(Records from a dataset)
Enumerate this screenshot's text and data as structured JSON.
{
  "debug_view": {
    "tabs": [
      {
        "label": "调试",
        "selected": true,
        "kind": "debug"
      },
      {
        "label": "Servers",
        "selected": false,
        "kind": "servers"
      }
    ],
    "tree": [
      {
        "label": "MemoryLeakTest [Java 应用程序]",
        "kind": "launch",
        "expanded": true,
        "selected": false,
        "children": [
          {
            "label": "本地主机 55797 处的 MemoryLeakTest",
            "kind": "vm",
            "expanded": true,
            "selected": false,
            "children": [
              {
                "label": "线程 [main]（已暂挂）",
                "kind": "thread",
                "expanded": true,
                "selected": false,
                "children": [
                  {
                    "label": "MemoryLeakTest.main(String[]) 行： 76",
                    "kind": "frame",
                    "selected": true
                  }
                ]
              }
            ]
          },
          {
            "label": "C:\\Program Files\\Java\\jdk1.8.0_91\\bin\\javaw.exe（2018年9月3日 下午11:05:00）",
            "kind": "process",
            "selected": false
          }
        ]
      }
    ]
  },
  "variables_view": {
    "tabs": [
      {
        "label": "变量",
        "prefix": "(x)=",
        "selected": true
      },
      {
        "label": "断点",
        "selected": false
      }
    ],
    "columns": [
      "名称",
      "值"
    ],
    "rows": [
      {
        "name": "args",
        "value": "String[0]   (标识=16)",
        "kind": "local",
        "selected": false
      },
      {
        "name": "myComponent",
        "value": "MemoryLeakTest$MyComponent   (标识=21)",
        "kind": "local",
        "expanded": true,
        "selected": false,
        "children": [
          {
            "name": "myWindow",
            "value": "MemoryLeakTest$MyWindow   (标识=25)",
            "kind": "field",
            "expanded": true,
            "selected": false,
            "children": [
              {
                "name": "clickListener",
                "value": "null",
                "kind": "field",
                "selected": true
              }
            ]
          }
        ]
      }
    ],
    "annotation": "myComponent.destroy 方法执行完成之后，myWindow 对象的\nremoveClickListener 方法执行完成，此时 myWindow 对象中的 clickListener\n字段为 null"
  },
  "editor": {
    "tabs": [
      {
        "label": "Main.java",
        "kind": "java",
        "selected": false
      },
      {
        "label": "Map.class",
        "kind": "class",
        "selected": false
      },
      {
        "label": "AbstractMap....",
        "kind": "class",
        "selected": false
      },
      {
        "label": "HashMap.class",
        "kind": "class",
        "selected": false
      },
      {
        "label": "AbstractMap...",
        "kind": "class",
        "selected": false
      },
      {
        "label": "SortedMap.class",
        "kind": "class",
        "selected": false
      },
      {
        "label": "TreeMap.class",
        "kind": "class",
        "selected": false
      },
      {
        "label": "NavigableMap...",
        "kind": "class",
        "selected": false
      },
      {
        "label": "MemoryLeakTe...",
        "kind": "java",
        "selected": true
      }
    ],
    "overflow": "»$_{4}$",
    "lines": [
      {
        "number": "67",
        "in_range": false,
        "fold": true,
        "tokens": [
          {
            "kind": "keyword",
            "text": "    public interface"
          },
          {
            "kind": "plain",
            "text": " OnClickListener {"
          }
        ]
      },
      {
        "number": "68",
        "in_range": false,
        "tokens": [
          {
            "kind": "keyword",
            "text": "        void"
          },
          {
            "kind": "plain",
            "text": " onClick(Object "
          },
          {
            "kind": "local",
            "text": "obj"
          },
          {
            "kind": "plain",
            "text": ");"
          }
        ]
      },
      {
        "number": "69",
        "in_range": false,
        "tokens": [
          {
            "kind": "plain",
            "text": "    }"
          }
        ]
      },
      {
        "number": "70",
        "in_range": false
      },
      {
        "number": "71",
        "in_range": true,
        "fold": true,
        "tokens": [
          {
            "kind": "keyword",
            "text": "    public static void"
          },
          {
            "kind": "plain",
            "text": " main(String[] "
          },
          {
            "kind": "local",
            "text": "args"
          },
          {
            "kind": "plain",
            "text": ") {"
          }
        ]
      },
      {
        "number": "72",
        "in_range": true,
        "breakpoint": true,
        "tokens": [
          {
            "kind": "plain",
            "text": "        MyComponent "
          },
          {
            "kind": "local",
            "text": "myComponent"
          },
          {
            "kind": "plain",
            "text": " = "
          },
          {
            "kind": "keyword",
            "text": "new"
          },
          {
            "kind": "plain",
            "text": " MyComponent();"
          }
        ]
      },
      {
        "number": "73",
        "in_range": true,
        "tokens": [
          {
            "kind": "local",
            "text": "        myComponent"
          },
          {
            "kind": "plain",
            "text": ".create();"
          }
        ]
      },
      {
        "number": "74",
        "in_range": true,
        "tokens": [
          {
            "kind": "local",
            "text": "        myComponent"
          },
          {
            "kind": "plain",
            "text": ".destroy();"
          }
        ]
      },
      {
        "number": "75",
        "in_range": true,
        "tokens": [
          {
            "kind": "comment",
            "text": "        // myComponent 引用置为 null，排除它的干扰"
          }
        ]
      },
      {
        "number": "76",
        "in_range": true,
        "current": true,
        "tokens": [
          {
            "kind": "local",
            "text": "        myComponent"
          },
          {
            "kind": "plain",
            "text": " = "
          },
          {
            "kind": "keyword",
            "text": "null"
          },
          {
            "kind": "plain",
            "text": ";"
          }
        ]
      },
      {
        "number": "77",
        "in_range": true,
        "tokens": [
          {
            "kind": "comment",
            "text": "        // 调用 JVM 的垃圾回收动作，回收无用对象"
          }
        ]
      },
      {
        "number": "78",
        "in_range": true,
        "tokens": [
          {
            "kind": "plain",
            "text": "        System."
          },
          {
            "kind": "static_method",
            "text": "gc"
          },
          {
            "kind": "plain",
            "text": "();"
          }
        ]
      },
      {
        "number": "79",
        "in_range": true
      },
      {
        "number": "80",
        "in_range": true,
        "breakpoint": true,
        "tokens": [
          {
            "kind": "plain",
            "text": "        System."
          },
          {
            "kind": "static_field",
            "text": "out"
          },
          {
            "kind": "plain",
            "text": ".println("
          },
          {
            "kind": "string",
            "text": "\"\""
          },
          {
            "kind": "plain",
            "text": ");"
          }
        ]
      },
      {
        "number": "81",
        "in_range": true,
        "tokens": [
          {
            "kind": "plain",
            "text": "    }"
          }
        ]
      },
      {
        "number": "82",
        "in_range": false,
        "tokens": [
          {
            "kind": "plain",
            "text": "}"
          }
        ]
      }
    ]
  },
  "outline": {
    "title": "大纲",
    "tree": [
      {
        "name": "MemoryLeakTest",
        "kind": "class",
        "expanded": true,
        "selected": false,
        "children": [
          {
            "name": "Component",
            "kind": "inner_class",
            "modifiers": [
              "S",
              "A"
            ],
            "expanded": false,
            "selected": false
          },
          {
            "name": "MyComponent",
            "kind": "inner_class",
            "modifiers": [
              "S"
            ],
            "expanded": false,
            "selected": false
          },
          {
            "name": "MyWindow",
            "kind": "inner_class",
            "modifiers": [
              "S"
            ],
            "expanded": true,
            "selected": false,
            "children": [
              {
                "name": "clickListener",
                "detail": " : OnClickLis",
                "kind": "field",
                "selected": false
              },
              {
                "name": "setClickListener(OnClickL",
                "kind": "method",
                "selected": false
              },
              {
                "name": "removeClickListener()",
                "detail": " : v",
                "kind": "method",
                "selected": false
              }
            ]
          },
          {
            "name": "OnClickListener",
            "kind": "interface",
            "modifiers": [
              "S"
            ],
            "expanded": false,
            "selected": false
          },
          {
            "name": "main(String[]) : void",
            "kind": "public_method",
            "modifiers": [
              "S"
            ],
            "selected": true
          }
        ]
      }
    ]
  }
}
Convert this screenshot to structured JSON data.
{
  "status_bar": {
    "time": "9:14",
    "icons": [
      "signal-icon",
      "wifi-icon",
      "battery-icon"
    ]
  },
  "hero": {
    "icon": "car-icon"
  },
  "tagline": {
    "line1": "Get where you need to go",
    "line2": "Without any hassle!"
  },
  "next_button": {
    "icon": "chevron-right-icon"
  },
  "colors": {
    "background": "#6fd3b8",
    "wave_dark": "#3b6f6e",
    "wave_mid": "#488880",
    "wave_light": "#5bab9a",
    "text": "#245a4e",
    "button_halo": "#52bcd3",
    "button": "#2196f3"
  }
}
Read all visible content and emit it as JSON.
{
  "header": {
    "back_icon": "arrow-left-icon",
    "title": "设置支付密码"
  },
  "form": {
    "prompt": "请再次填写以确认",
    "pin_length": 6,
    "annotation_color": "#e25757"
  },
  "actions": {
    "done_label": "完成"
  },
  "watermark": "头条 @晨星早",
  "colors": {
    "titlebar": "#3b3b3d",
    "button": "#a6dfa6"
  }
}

#### Work instructions
Write out, word for word, the line containing "Convert this screenshot" and every line after it to the end of the data above.

#### Finished task
Convert this screenshot to structured JSON data.
{
  "status_bar": {
    "time": "9:14",
    "icons": [
      "signal-icon",
      "wifi-icon",
      "battery-icon"
    ]
  },
  "hero": {
    "icon": "car-icon"
  },
  "tagline": {
    "line1": "Get where you need to go",
    "line2": "Without any hassle!"
  },
  "next_button": {
    "icon": "chevron-right-icon"
  },
  "colors": {
    "background": "#6fd3b8",
    "wave_dark": "#3b6f6e",
    "wave_mid": "#488880",
    "wave_light": "#5bab9a",
    "text": "#245a4e",
    "button_halo": "#52bcd3",
    "button": "#2196f3"
  }
}
Read all visible content and emit it as JSON.
{
  "header": {
    "back_icon": "arrow-left-icon",
    "title": "设置支付密码"
  },
  "form": {
    "prompt": "请再次填写以确认",
    "pin_length": 6,
    "annotation_color": "#e25757"
  },
  "actions": {
    "done_label": "完成"
  },
  "watermark": "头条 @晨星早",
  "colors": {
    "titlebar": "#3b3b3d",
    "button": "#a6dfa6"
  }
}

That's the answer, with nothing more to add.